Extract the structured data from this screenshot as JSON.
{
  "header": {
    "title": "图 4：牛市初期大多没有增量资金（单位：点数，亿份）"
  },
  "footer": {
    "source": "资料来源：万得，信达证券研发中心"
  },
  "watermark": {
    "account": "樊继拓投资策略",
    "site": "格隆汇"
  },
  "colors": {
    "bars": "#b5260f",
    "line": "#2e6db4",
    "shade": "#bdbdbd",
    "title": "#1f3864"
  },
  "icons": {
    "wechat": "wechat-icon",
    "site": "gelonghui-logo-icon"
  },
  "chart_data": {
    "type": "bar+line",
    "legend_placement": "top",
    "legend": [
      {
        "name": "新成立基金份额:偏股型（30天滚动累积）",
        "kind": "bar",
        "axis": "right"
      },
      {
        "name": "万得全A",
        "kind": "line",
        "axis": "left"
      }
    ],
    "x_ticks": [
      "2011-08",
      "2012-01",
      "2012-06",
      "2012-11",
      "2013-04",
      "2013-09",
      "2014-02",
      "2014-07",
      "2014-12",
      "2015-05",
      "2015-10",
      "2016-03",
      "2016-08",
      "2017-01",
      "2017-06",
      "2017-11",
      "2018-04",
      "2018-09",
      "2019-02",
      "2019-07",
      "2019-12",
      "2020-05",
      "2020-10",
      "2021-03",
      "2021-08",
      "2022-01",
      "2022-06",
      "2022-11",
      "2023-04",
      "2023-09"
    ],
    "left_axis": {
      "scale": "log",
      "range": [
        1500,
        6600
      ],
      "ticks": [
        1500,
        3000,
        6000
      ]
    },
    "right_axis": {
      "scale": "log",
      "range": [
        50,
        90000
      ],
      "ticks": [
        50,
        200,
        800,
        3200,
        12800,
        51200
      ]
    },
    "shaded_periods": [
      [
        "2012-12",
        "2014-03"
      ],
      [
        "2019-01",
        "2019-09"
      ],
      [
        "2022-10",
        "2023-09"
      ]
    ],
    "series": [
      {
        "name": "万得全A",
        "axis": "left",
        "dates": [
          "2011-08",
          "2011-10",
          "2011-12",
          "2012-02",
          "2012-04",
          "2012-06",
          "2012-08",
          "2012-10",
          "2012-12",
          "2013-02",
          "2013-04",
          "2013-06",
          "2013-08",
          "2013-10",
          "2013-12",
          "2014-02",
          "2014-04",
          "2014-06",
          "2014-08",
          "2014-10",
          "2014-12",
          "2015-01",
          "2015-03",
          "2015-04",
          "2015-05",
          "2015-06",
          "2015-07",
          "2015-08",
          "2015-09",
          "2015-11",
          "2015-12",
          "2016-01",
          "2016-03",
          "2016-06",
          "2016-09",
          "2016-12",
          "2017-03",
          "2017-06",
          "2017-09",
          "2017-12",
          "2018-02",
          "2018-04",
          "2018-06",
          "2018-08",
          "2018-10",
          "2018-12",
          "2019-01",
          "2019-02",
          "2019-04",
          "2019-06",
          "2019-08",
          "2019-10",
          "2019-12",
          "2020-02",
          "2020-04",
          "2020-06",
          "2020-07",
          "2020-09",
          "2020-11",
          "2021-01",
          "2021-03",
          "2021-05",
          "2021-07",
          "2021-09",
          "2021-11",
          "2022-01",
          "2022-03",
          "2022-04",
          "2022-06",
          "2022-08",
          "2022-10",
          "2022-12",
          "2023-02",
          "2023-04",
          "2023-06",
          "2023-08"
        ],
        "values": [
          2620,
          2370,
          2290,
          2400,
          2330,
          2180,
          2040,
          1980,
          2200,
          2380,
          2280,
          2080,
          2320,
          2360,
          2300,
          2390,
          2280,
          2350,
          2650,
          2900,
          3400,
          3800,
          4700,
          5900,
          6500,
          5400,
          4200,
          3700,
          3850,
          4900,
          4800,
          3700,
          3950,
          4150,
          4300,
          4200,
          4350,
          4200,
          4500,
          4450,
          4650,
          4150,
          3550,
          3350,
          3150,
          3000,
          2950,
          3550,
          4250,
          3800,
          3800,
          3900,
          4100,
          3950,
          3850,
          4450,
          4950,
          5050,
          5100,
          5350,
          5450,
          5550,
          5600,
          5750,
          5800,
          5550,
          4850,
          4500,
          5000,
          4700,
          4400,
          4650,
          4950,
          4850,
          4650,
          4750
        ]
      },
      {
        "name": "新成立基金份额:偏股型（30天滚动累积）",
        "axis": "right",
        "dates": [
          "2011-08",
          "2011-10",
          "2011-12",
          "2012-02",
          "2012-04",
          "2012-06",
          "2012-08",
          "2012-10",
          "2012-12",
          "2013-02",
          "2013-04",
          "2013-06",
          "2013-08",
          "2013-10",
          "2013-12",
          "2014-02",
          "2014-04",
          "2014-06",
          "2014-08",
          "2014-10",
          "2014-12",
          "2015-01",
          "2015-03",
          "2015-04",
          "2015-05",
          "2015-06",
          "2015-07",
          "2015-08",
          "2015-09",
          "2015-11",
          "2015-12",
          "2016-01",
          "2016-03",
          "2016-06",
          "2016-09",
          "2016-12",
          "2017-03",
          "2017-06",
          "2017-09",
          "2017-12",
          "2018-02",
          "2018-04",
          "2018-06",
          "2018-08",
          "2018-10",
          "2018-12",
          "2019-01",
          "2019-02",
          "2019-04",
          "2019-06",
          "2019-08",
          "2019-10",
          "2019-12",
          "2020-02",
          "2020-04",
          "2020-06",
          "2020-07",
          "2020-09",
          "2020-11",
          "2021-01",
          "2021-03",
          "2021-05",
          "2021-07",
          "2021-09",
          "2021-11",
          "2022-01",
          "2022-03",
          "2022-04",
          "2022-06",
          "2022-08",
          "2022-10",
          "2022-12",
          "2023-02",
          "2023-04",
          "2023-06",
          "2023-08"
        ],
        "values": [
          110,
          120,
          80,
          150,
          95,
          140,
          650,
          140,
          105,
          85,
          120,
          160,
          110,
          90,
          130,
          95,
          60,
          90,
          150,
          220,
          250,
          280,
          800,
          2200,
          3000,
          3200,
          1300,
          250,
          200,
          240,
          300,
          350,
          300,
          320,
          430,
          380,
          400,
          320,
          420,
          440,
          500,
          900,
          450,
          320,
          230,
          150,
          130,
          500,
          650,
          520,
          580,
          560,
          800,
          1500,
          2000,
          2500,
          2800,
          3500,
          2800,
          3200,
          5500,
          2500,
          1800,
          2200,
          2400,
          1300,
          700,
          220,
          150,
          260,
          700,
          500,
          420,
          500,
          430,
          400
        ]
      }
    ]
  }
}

[PROBLEM TO SOLVE]: Without leaving anything out, quote all the data.

[TASK RESPONSE]:
Extract the structured data from this screenshot as JSON.
{
  "header": {
    "title": "图 4：牛市初期大多没有增量资金（单位：点数，亿份）"
  },
  "footer": {
    "source": "资料来源：万得，信达证券研发中心"
  },
  "watermark": {
    "account": "樊继拓投资策略",
    "site": "格隆汇"
  },
  "colors": {
    "bars": "#b5260f",
    "line": "#2e6db4",
    "shade": "#bdbdbd",
    "title": "#1f3864"
  },
  "icons": {
    "wechat": "wechat-icon",
    "site": "gelonghui-logo-icon"
  },
  "chart_data": {
    "type": "bar+line",
    "legend_placement": "top",
    "legend": [
      {
        "name": "新成立基金份额:偏股型（30天滚动累积）",
        "kind": "bar",
        "axis": "right"
      },
      {
        "name": "万得全A",
        "kind": "line",
        "axis": "left"
      }
    ],
    "x_ticks": [
      "2011-08",
      "2012-01",
      "2012-06",
      "2012-11",
      "2013-04",
      "2013-09",
      "2014-02",
      "2014-07",
      "2014-12",
      "2015-05",
      "2015-10",
      "2016-03",
      "2016-08",
      "2017-01",
      "2017-06",
      "2017-11",
      "2018-04",
      "2018-09",
      "2019-02",
      "2019-07",
      "2019-12",
      "2020-05",
      "2020-10",
      "2021-03",
      "2021-08",
      "2022-01",
      "2022-06",
      "2022-11",
      "2023-04",
      "2023-09"
    ],
    "left_axis": {
      "scale": "log",
      "range": [
        1500,
        6600
      ],
      "ticks": [
        1500,
        3000,
        6000
      ]
    },
    "right_axis": {
      "scale": "log",
      "range": [
        50,
        90000
      ],
      "ticks": [
        50,
        200,
        800,
        3200,
        12800,
        51200
      ]
    },
    "shaded_periods": [
      [
        "2012-12",
        "2014-03"
      ],
      [
        "2019-01",
        "2019-09"
      ],
      [
        "2022-10",
        "2023-09"
      ]
    ],
    "series": [
      {
        "name": "万得全A",
        "axis": "left",
        "dates": [
          "2011-08",
          "2011-10",
          "2011-12",
          "2012-02",
          "2012-04",
          "2012-06",
          "2012-08",
          "2012-10",
          "2012-12",
          "2013-02",
          "2013-04",
          "2013-06",
          "2013-08",
          "2013-10",
          "2013-12",
          "2014-02",
          "2014-04",
          "2014-06",
          "2014-08",
          "2014-10",
          "2014-12",
          "2015-01",
          "2015-03",
          "2015-04",
          "2015-05",
          "2015-06",
          "2015-07",
          "2015-08",
          "2015-09",
          "2015-11",
          "2015-12",
          "2016-01",
          "2016-03",
          "2016-06",
          "2016-09",
          "2016-12",
          "2017-03",
          "2017-06",
          "2017-09",
          "2017-12",
          "2018-02",
          "2018-04",
          "2018-06",
          "2018-08",
          "2018-10",
          "2018-12",
          "2019-01",
          "2019-02",
          "2019-04",
          "2019-06",
          "2019-08",
          "2019-10",
          "2019-12",
          "2020-02",
          "2020-04",
          "2020-06",
          "2020-07",
          "2020-09",
          "2020-11",
          "2021-01",
          "2021-03",
          "2021-05",
          "2021-07",
          "2021-09",
          "2021-11",
          "2022-01",
          "2022-03",
          "2022-04",
          "2022-06",
          "2022-08",
          "2022-10",
          "2022-12",
          "2023-02",
          "2023-04",
          "2023-06",
          "2023-08"
        ],
        "values": [
          2620,
          2370,
          2290,
          2400,
          2330,
          2180,
          2040,
          1980,
          2200,
          2380,
          2280,
          2080,
          2320,
          2360,
          2300,
          2390,
          2280,
          2350,
          2650,
          2900,
          3400,
          3800,
          4700,
          5900,
          6500,
          5400,
          4200,
          3700,
          3850,
          4900,
          4800,
          3700,
          3950,
          4150,
          4300,
          4200,
          4350,
          4200,
          4500,
          4450,
          4650,
          4150,
          3550,
          3350,
          3150,
          3000,
          2950,
          3550,
          4250,
          3800,
          3800,
          3900,
          4100,
          3950,
          3850,
          4450,
          4950,
          5050,
          5100,
          5350,
          5450,
          5550,
          5600,
          5750,
          5800,
          5550,
          4850,
          4500,
          5000,
          4700,
          4400,
          4650,
          4950,
          4850,
          4650,
          4750
        ]
      },
      {
        "name": "新成立基金份额:偏股型（30天滚动累积）",
        "axis": "right",
        "dates": [
          "2011-08",
          "2011-10",
          "2011-12",
          "2012-02",
          "2012-04",
          "2012-06",
          "2012-08",
          "2012-10",
          "2012-12",
          "2013-02",
          "2013-04",
          "2013-06",
          "2013-08",
          "2013-10",
          "2013-12",
          "2014-02",
          "2014-04",
          "2014-06",
          "2014-08",
          "2014-10",
          "2014-12",
          "2015-01",
          "2015-03",
          "2015-04",
          "2015-05",
          "2015-06",
          "2015-07",
          "2015-08",
          "2015-09",
          "2015-11",
          "2015-12",
          "2016-01",
          "2016-03",
          "2016-06",
          "2016-09",
          "2016-12",
          "2017-03",
          "2017-06",
          "2017-09",
          "2017-12",
          "2018-02",
          "2018-04",
          "2018-06",
          "2018-08",
          "2018-10",
          "2018-12",
          "2019-01",
          "2019-02",
          "2019-04",
          "2019-06",
          "2019-08",
          "2019-10",
          "2019-12",
          "2020-02",
          "2020-04",
          "2020-06",
          "2020-07",
          "2020-09",
          "2020-11",
          "2021-01",
          "2021-03",
          "2021-05",
          "2021-07",
          "2021-09",
          "2021-11",
          "2022-01",
          "2022-03",
          "2022-04",
          "2022-06",
          "2022-08",
          "2022-10",
          "2022-12",
          "2023-02",
          "2023-04",
          "2023-06",
          "2023-08"
        ],
        "values": [
          110,
          120,
          80,
          150,
          95,
          140,
          650,
          140,
          105,
          85,
          120,
          160,
          110,
          90,
          130,
          95,
          60,
          90,
          150,
          220,
          250,
          280,
          800,
          2200,
          3000,
          3200,
          1300,
          250,
          200,
          240,
          300,
          350,
          300,
          320,
          430,
          380,
          400,
          320,
          420,
          440,
          500,
          900,
          450,
          320,
          230,
          150,
          130,
          500,
          650,
          520,
          580,
          560,
          800,
          1500,
          2000,
          2500,
          2800,
          3500,
          2800,
          3200,
          5500,
          2500,
          1800,
          2200,
          2400,
          1300,
          700,
          220,
          150,
          260,
          700,
          500,
          420,
          500,
          430,
          400
        ]
      }
    ]
  }
}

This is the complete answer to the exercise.